═════ Kutipan Dokumen ═════

Tanpa tambahan alokasi anggaran di DAU, pemda menyatakan tak sanggup membayar gaji dan tunjangan guru PPPK. Mengacu Perpres 98/2020, gaji PPPK golongan III (S1/D4) sebesar Rp 2.043.200. Besaran gaji ini belum termasuk tunjangan kinerja dan lain-lain yang besarannya hampir sama dengan gaji.
“Kalau 7.000 guru (PPPK) kali Rp 5 juta, sudah Rp 35 miliar per bulan, dana kami gak ada,” kata Kepala Dinas Pendidikan Kabupaten Cianjur, Jawa Barat Himam Haris dalam rapat di Komisi X. Di Kabupaten Cianjur terdapat 7.542 guru honorer yang selama ini mengisi kekosongan guru. Jumlah ini sekitar 60 persen total jumlah guru.
Kesimpangsiuran informasi mengenai anggaran bagi 1 juta guru PPPK ini berpotensi mengulang kasus perekrutan guru PPPK pada 2019. Lulus seleksi saja belum menjamin peserta seleksi menjadi guru PPPK, harus ada penetapan dari pemerintah daerah di mana kemampuan keuangan daerah menjadi penentu.

═════ Data Tersedia ═════

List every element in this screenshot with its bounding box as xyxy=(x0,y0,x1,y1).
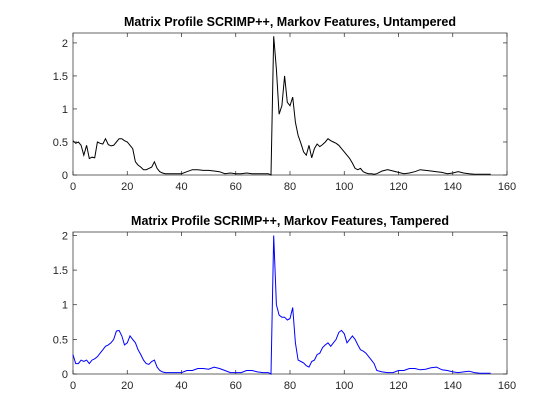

═════

§ Tugas Anda: Lanjutkan teks tentang anggaran gaji guru PPPK, mulai setelah kalimat terakhirnya. Data di atas tidak ada hubungannya dengan tugas ini.

§ Jawaban:
Tanpa terobosan kebijakan terkait anggaran, kekurangan guru akan terus terjadi karena setiap tahun sekitar 6 persen guru pensiun, guru honorer tetap menjadi tumpuan untuk mengisi kekurangan guru. Anggota Komisi X dari Fraksi Golongan Karya Adrianus Asia Sidot mengusulkan Perpres 98/2020 diubah, pemerintah pusat menanggung gaji dan tunjangan guru PPPK.
Dibutuhkan keberpihakan anggaran untuk guru PPPK jika pemerintah ingin mengatasi kekurangan guru dan mengatasi masalah guru honorer. Dengan asumsi gaji dan tunjangan guru PPPK sebesar Rp 4 juta per orang, dibutuhkan anggaran sebesar 48 triliun per tahun. Ini belum termasuk tunjangan profesi sebesar gaji bagi guru yang telah memiliki sertifikat pendidik.